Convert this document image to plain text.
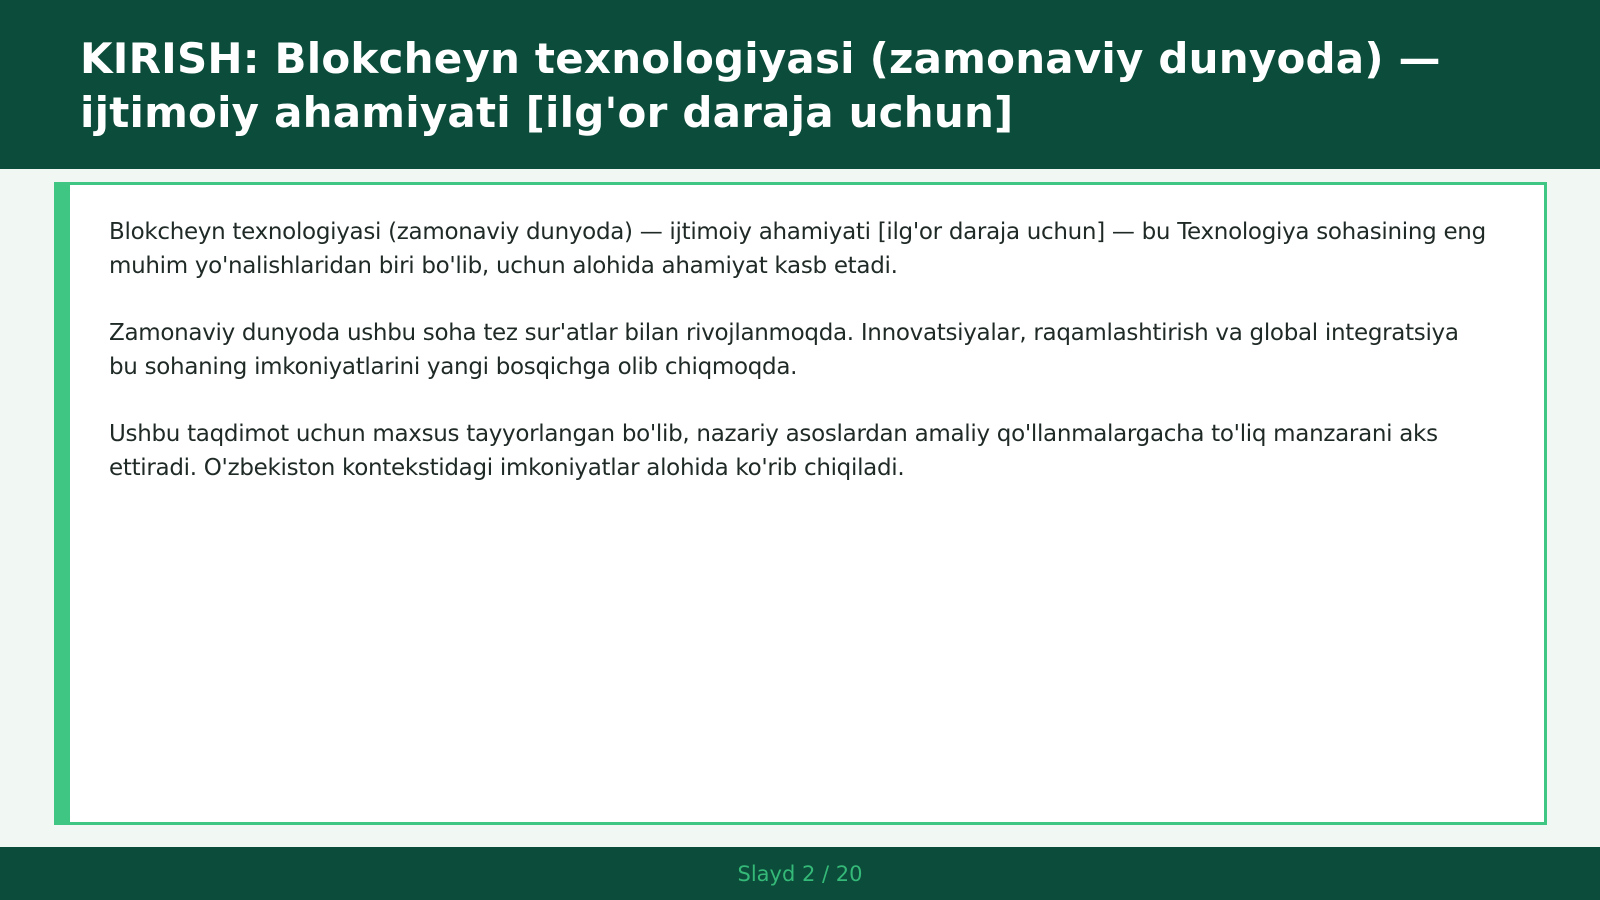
KIRISH: Blokcheyn texnologiyasi (zamonaviy dunyoda) — ijtimoiy ahamiyati [ilg'or daraja uchun]

Blokcheyn texnologiyasi (zamonaviy dunyoda) — ijtimoiy ahamiyati [ilg'or daraja uchun] — bu Texnologiya sohasining eng muhim yo'nalishlaridan biri bo'lib, uchun alohida ahamiyat kasb etadi.

Zamonaviy dunyoda ushbu soha tez sur'atlar bilan rivojlanmoqda. Innovatsiyalar, raqamlashtirish va global integratsiya bu sohaning imkoniyatlarini yangi bosqichga olib chiqmoqda.

Ushbu taqdimot uchun maxsus tayyorlangan bo'lib, nazariy asoslardan amaliy qo'llanmalargacha to'liq manzarani aks ettiradi. O'zbekiston kontekstidagi imkoniyatlar alohida ko'rib chiqiladi.

Slayd 2 / 20
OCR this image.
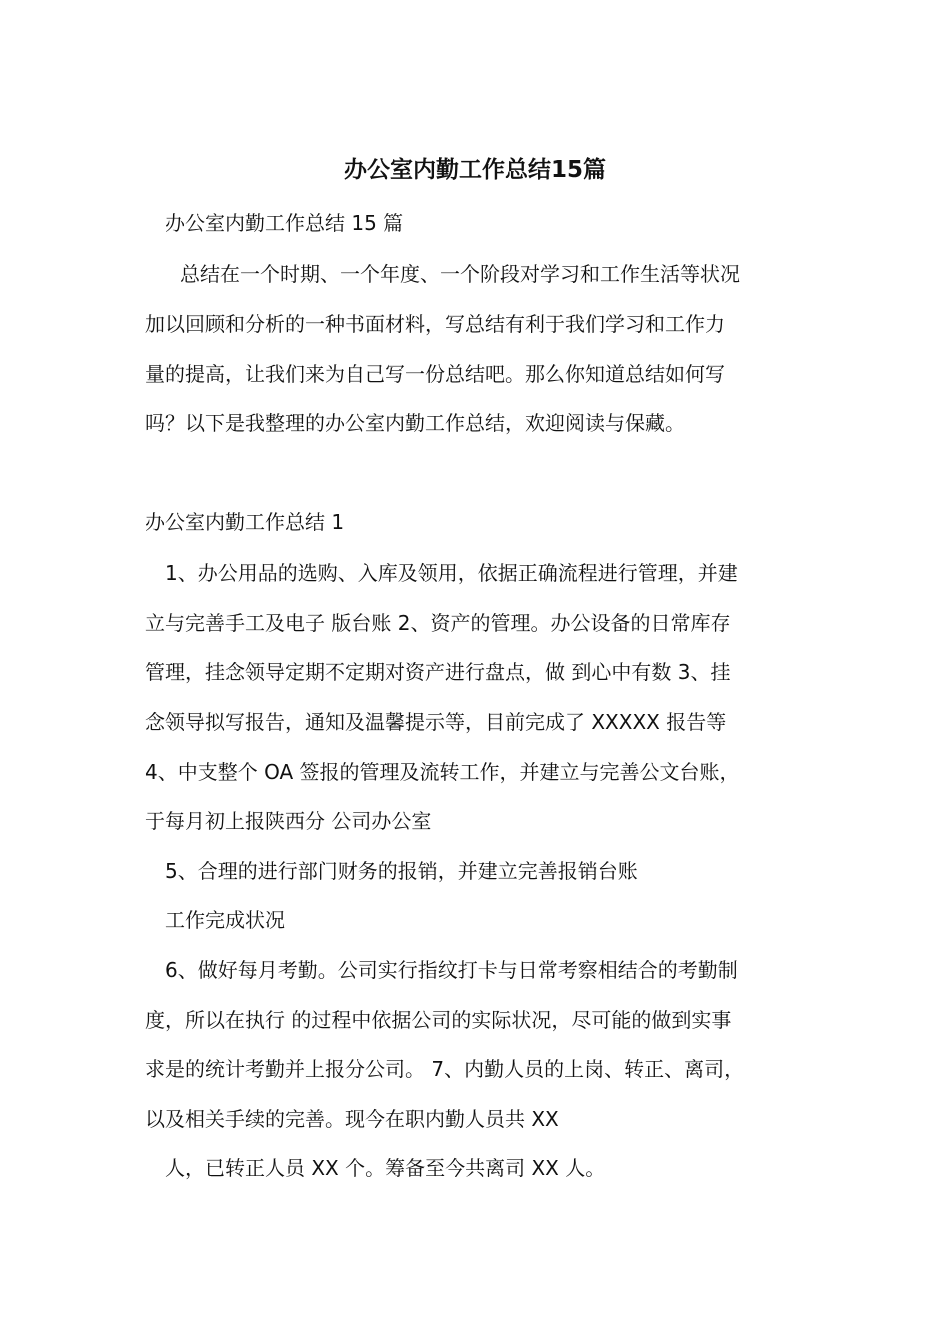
办公室内勤工作总结15篇
办公室内勤工作总结 15 篇
总结在一个时期、一个年度、一个阶段对学习和工作生活等状况
加以回顾和分析的一种书面材料，写总结有利于我们学习和工作力
量的提高，让我们来为自己写一份总结吧。那么你知道总结如何写
吗？以下是我整理的办公室内勤工作总结，欢迎阅读与保藏。
办公室内勤工作总结 1
1、办公用品的选购、入库及领用，依据正确流程进行管理，并建
立与完善手工及电子 版台账 2、资产的管理。办公设备的日常库存
管理，挂念领导定期不定期对资产进行盘点，做 到心中有数 3、挂
念领导拟写报告，通知及温馨提示等，目前完成了 XXXXX 报告等
4、中支整个 OA 签报的管理及流转工作，并建立与完善公文台账，
于每月初上报陕西分 公司办公室
5、合理的进行部门财务的报销，并建立完善报销台账
工作完成状况
6、做好每月考勤。公司实行指纹打卡与日常考察相结合的考勤制
度，所以在执行 的过程中依据公司的实际状况，尽可能的做到实事
求是的统计考勤并上报分公司。 7、内勤人员的上岗、转正、离司，
以及相关手续的完善。现今在职内勤人员共 XX
人，已转正人员 XX 个。筹备至今共离司 XX 人。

■ SET EXERCISE
Leave out the pictures and output the rest of the material exactly as written.

■ SOLUTION TO THIS EXERCISE
Convert this document image to plain text.
KIRISH: Blokcheyn texnologiyasi (zamonaviy dunyoda) — ijtimoiy ahamiyati [ilg'or daraja uchun]

Blokcheyn texnologiyasi (zamonaviy dunyoda) — ijtimoiy ahamiyati [ilg'or daraja uchun] — bu Texnologiya sohasining eng muhim yo'nalishlaridan biri bo'lib, uchun alohida ahamiyat kasb etadi.

Zamonaviy dunyoda ushbu soha tez sur'atlar bilan rivojlanmoqda. Innovatsiyalar, raqamlashtirish va global integratsiya bu sohaning imkoniyatlarini yangi bosqichga olib chiqmoqda.

Ushbu taqdimot uchun maxsus tayyorlangan bo'lib, nazariy asoslardan amaliy qo'llanmalargacha to'liq manzarani aks ettiradi. O'zbekiston kontekstidagi imkoniyatlar alohida ko'rib chiqiladi.

Slayd 2 / 20
OCR this image.
办公室内勤工作总结15篇
办公室内勤工作总结 15 篇
总结在一个时期、一个年度、一个阶段对学习和工作生活等状况
加以回顾和分析的一种书面材料，写总结有利于我们学习和工作力
量的提高，让我们来为自己写一份总结吧。那么你知道总结如何写
吗？以下是我整理的办公室内勤工作总结，欢迎阅读与保藏。
办公室内勤工作总结 1
1、办公用品的选购、入库及领用，依据正确流程进行管理，并建
立与完善手工及电子 版台账 2、资产的管理。办公设备的日常库存
管理，挂念领导定期不定期对资产进行盘点，做 到心中有数 3、挂
念领导拟写报告，通知及温馨提示等，目前完成了 XXXXX 报告等
4、中支整个 OA 签报的管理及流转工作，并建立与完善公文台账，
于每月初上报陕西分 公司办公室
5、合理的进行部门财务的报销，并建立完善报销台账
工作完成状况
6、做好每月考勤。公司实行指纹打卡与日常考察相结合的考勤制
度，所以在执行 的过程中依据公司的实际状况，尽可能的做到实事
求是的统计考勤并上报分公司。 7、内勤人员的上岗、转正、离司，
以及相关手续的完善。现今在职内勤人员共 XX
人，已转正人员 XX 个。筹备至今共离司 XX 人。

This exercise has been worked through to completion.